Extracted records |
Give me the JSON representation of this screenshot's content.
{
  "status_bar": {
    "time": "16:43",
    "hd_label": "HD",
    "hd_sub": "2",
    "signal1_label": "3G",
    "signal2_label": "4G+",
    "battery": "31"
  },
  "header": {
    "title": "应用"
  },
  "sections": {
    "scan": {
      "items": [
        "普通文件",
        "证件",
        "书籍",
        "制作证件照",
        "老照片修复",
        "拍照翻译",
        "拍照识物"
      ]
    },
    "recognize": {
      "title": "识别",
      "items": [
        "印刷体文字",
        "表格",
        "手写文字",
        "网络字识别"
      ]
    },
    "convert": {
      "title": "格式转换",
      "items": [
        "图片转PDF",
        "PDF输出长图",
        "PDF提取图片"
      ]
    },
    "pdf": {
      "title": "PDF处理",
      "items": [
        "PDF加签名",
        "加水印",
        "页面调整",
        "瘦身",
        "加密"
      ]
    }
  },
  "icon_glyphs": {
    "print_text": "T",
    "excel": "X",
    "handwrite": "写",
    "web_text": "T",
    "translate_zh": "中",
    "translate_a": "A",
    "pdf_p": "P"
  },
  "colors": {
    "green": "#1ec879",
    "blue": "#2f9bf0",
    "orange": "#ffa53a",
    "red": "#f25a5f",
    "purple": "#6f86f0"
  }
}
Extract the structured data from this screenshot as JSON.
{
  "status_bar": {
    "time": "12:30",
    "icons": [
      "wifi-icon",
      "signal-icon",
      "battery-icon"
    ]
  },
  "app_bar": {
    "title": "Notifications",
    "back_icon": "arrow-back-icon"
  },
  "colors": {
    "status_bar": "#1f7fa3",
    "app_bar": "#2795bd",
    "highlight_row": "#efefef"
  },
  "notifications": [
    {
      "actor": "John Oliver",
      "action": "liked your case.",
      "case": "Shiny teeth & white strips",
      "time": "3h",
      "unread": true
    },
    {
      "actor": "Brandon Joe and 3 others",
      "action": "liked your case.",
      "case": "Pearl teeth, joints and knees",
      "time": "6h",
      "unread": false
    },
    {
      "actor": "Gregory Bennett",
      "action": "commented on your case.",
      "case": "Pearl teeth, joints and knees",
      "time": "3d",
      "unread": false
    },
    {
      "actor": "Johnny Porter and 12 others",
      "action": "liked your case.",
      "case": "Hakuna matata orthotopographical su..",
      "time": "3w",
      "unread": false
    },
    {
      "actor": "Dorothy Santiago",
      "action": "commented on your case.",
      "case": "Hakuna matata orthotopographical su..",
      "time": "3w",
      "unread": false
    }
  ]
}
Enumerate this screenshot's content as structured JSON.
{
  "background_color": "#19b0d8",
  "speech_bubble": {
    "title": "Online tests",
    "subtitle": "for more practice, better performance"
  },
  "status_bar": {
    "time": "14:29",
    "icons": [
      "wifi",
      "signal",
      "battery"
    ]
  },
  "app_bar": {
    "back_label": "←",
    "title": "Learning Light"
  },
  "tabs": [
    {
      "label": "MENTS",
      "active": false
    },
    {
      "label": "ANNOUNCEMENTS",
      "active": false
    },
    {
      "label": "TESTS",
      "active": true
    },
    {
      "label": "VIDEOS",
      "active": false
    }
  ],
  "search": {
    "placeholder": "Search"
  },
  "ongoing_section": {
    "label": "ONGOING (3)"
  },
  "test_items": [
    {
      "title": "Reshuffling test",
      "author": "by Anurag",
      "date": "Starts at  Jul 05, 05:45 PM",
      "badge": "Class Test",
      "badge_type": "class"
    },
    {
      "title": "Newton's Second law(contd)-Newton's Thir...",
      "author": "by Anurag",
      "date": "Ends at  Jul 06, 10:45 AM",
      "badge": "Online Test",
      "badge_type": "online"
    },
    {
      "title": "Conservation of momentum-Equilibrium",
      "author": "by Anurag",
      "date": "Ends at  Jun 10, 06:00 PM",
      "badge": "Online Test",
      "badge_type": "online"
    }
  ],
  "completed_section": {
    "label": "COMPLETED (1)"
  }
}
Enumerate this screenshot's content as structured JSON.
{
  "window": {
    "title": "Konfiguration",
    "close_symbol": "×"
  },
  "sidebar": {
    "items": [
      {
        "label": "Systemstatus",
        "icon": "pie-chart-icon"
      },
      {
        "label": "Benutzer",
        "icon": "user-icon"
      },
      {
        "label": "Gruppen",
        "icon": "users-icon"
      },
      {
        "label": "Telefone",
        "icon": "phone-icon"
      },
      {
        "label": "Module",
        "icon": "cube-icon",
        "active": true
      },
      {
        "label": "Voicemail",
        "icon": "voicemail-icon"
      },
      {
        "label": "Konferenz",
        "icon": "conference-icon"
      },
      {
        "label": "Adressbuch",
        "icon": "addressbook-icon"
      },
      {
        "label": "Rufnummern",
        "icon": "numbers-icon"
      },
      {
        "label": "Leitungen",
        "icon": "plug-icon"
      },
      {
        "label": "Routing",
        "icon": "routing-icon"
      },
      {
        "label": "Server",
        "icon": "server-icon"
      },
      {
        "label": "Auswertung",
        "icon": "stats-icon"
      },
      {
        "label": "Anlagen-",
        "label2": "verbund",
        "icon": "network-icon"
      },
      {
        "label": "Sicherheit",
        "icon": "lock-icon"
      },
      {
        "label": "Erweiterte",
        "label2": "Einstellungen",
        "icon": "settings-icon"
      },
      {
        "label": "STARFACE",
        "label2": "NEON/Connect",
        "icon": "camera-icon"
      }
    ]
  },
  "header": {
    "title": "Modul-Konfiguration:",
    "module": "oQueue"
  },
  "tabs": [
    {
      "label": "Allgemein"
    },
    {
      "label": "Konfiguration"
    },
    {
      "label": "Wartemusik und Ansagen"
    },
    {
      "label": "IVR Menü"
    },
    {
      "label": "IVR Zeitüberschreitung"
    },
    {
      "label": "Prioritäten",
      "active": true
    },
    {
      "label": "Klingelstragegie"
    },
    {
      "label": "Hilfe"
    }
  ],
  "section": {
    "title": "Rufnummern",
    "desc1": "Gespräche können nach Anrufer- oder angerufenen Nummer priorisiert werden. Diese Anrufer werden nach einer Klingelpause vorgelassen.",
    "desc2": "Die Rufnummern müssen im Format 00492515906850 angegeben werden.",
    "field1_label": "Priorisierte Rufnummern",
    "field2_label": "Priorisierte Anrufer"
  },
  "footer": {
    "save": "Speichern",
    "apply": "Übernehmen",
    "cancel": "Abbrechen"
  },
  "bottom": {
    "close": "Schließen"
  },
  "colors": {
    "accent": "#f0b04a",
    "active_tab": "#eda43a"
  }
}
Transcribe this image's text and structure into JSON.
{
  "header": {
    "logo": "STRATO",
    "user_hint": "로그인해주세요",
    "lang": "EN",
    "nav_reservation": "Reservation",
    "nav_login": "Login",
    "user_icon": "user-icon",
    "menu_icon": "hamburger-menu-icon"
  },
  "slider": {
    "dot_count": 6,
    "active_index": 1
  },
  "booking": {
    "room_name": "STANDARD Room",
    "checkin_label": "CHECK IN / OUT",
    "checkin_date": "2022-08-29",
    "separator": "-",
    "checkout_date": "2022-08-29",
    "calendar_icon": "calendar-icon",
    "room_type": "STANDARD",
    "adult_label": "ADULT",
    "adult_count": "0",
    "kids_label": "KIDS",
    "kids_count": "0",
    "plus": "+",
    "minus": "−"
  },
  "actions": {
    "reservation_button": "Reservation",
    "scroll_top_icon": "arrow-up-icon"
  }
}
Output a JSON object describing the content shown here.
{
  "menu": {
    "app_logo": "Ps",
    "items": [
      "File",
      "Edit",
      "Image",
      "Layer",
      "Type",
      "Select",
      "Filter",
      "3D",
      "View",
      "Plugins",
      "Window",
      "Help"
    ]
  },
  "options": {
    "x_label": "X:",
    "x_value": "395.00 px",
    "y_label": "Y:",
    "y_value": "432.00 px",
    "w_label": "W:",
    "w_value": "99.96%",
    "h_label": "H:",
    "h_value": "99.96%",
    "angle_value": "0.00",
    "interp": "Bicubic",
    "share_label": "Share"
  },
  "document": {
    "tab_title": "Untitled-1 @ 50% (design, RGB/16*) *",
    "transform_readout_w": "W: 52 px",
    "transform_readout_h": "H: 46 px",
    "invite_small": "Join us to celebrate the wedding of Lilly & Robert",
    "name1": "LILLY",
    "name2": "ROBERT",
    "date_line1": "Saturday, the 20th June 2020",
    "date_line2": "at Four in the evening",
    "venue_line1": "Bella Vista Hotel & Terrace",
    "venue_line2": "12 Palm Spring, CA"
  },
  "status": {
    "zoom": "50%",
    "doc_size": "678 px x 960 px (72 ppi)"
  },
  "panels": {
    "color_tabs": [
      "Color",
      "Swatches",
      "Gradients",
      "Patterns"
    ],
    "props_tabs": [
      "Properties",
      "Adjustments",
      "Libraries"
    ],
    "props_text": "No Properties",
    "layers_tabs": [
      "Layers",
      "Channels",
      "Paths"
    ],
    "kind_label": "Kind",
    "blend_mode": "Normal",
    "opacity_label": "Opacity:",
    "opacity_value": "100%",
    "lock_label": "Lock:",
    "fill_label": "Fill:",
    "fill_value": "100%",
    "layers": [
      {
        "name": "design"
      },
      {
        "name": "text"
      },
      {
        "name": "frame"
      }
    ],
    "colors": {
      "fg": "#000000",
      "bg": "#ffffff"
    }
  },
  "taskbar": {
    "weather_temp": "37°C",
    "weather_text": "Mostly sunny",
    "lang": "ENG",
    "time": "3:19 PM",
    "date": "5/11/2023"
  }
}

Task directions | Tally the lines that hold the string "STANDARD" and state the total, nothing more.

Task solution | 2